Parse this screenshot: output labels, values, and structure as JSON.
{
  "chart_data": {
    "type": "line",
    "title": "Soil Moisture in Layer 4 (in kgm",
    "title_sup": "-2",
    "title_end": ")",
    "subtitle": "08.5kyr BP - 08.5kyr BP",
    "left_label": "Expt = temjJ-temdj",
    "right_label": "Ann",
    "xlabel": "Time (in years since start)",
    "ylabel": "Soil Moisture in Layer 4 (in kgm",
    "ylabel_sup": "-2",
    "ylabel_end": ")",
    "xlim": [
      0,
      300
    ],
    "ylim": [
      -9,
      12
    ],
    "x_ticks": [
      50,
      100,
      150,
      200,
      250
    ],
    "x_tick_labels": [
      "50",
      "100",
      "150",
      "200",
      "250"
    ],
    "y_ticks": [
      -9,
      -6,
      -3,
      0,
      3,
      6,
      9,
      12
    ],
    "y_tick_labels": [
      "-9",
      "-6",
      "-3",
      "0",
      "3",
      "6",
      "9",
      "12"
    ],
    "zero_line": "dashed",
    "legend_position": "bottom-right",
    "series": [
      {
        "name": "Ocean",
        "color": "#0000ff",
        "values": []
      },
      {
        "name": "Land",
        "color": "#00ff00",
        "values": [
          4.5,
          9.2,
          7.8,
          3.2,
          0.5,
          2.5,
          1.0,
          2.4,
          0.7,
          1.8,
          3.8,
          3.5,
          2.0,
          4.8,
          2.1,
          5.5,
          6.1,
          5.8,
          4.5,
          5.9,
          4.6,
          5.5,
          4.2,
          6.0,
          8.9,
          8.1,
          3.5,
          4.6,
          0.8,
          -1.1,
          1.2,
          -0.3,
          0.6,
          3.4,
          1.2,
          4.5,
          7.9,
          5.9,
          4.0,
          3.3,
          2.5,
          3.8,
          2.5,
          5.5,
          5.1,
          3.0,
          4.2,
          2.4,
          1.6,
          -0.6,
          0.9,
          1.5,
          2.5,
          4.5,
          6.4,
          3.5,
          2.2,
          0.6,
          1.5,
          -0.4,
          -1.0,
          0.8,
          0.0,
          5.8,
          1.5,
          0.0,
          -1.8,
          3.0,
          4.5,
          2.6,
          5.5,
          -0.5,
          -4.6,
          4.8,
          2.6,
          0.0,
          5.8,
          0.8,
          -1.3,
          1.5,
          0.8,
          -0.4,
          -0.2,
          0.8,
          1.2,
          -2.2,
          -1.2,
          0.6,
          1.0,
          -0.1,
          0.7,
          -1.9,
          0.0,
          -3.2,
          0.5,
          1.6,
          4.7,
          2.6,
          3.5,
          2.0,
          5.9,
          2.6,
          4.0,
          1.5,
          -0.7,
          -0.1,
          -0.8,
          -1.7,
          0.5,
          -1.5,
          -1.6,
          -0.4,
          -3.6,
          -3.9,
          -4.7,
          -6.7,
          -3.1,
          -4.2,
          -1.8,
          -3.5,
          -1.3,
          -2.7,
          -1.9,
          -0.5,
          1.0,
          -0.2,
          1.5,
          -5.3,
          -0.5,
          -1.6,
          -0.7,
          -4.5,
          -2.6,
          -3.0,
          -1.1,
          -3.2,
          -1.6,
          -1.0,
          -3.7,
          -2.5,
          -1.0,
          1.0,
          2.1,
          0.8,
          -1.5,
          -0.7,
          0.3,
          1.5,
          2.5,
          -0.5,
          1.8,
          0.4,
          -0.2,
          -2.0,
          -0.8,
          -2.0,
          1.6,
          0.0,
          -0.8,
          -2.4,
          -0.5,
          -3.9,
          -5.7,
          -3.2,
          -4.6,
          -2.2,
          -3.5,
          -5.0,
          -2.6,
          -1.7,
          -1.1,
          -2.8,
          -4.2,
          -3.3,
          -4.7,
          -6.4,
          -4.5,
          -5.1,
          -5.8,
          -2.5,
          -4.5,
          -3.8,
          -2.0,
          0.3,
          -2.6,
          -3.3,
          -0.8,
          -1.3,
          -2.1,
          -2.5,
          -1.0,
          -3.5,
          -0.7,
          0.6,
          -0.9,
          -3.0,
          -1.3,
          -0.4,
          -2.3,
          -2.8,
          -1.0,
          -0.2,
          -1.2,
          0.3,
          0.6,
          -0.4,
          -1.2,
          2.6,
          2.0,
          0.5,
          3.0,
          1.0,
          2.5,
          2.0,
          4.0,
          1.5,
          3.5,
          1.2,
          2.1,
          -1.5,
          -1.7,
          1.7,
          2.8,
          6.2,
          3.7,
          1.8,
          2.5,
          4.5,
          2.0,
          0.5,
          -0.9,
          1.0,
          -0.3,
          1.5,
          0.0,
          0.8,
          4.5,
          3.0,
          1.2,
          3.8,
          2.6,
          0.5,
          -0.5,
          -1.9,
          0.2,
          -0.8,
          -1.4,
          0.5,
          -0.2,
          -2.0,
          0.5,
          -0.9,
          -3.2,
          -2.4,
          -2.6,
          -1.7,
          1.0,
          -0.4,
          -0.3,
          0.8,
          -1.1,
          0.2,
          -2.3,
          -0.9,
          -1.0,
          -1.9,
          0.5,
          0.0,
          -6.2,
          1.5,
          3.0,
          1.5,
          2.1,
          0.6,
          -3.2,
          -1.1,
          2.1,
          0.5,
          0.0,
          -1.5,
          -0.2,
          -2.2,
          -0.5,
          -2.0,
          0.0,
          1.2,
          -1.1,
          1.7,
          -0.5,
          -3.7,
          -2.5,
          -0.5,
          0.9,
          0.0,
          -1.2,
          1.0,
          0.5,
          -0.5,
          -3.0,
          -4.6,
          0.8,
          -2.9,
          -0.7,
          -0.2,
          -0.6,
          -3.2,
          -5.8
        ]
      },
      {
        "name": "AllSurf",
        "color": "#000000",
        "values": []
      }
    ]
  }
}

## SET TASK
Write out the entries in full, exactly as given.

## COMPLETE ANSWER
Parse this screenshot: output labels, values, and structure as JSON.
{
  "chart_data": {
    "type": "line",
    "title": "Soil Moisture in Layer 4 (in kgm",
    "title_sup": "-2",
    "title_end": ")",
    "subtitle": "08.5kyr BP - 08.5kyr BP",
    "left_label": "Expt = temjJ-temdj",
    "right_label": "Ann",
    "xlabel": "Time (in years since start)",
    "ylabel": "Soil Moisture in Layer 4 (in kgm",
    "ylabel_sup": "-2",
    "ylabel_end": ")",
    "xlim": [
      0,
      300
    ],
    "ylim": [
      -9,
      12
    ],
    "x_ticks": [
      50,
      100,
      150,
      200,
      250
    ],
    "x_tick_labels": [
      "50",
      "100",
      "150",
      "200",
      "250"
    ],
    "y_ticks": [
      -9,
      -6,
      -3,
      0,
      3,
      6,
      9,
      12
    ],
    "y_tick_labels": [
      "-9",
      "-6",
      "-3",
      "0",
      "3",
      "6",
      "9",
      "12"
    ],
    "zero_line": "dashed",
    "legend_position": "bottom-right",
    "series": [
      {
        "name": "Ocean",
        "color": "#0000ff",
        "values": []
      },
      {
        "name": "Land",
        "color": "#00ff00",
        "values": [
          4.5,
          9.2,
          7.8,
          3.2,
          0.5,
          2.5,
          1.0,
          2.4,
          0.7,
          1.8,
          3.8,
          3.5,
          2.0,
          4.8,
          2.1,
          5.5,
          6.1,
          5.8,
          4.5,
          5.9,
          4.6,
          5.5,
          4.2,
          6.0,
          8.9,
          8.1,
          3.5,
          4.6,
          0.8,
          -1.1,
          1.2,
          -0.3,
          0.6,
          3.4,
          1.2,
          4.5,
          7.9,
          5.9,
          4.0,
          3.3,
          2.5,
          3.8,
          2.5,
          5.5,
          5.1,
          3.0,
          4.2,
          2.4,
          1.6,
          -0.6,
          0.9,
          1.5,
          2.5,
          4.5,
          6.4,
          3.5,
          2.2,
          0.6,
          1.5,
          -0.4,
          -1.0,
          0.8,
          0.0,
          5.8,
          1.5,
          0.0,
          -1.8,
          3.0,
          4.5,
          2.6,
          5.5,
          -0.5,
          -4.6,
          4.8,
          2.6,
          0.0,
          5.8,
          0.8,
          -1.3,
          1.5,
          0.8,
          -0.4,
          -0.2,
          0.8,
          1.2,
          -2.2,
          -1.2,
          0.6,
          1.0,
          -0.1,
          0.7,
          -1.9,
          0.0,
          -3.2,
          0.5,
          1.6,
          4.7,
          2.6,
          3.5,
          2.0,
          5.9,
          2.6,
          4.0,
          1.5,
          -0.7,
          -0.1,
          -0.8,
          -1.7,
          0.5,
          -1.5,
          -1.6,
          -0.4,
          -3.6,
          -3.9,
          -4.7,
          -6.7,
          -3.1,
          -4.2,
          -1.8,
          -3.5,
          -1.3,
          -2.7,
          -1.9,
          -0.5,
          1.0,
          -0.2,
          1.5,
          -5.3,
          -0.5,
          -1.6,
          -0.7,
          -4.5,
          -2.6,
          -3.0,
          -1.1,
          -3.2,
          -1.6,
          -1.0,
          -3.7,
          -2.5,
          -1.0,
          1.0,
          2.1,
          0.8,
          -1.5,
          -0.7,
          0.3,
          1.5,
          2.5,
          -0.5,
          1.8,
          0.4,
          -0.2,
          -2.0,
          -0.8,
          -2.0,
          1.6,
          0.0,
          -0.8,
          -2.4,
          -0.5,
          -3.9,
          -5.7,
          -3.2,
          -4.6,
          -2.2,
          -3.5,
          -5.0,
          -2.6,
          -1.7,
          -1.1,
          -2.8,
          -4.2,
          -3.3,
          -4.7,
          -6.4,
          -4.5,
          -5.1,
          -5.8,
          -2.5,
          -4.5,
          -3.8,
          -2.0,
          0.3,
          -2.6,
          -3.3,
          -0.8,
          -1.3,
          -2.1,
          -2.5,
          -1.0,
          -3.5,
          -0.7,
          0.6,
          -0.9,
          -3.0,
          -1.3,
          -0.4,
          -2.3,
          -2.8,
          -1.0,
          -0.2,
          -1.2,
          0.3,
          0.6,
          -0.4,
          -1.2,
          2.6,
          2.0,
          0.5,
          3.0,
          1.0,
          2.5,
          2.0,
          4.0,
          1.5,
          3.5,
          1.2,
          2.1,
          -1.5,
          -1.7,
          1.7,
          2.8,
          6.2,
          3.7,
          1.8,
          2.5,
          4.5,
          2.0,
          0.5,
          -0.9,
          1.0,
          -0.3,
          1.5,
          0.0,
          0.8,
          4.5,
          3.0,
          1.2,
          3.8,
          2.6,
          0.5,
          -0.5,
          -1.9,
          0.2,
          -0.8,
          -1.4,
          0.5,
          -0.2,
          -2.0,
          0.5,
          -0.9,
          -3.2,
          -2.4,
          -2.6,
          -1.7,
          1.0,
          -0.4,
          -0.3,
          0.8,
          -1.1,
          0.2,
          -2.3,
          -0.9,
          -1.0,
          -1.9,
          0.5,
          0.0,
          -6.2,
          1.5,
          3.0,
          1.5,
          2.1,
          0.6,
          -3.2,
          -1.1,
          2.1,
          0.5,
          0.0,
          -1.5,
          -0.2,
          -2.2,
          -0.5,
          -2.0,
          0.0,
          1.2,
          -1.1,
          1.7,
          -0.5,
          -3.7,
          -2.5,
          -0.5,
          0.9,
          0.0,
          -1.2,
          1.0,
          0.5,
          -0.5,
          -3.0,
          -4.6,
          0.8,
          -2.9,
          -0.7,
          -0.2,
          -0.6,
          -3.2,
          -5.8
        ]
      },
      {
        "name": "AllSurf",
        "color": "#000000",
        "values": []
      }
    ]
  }
}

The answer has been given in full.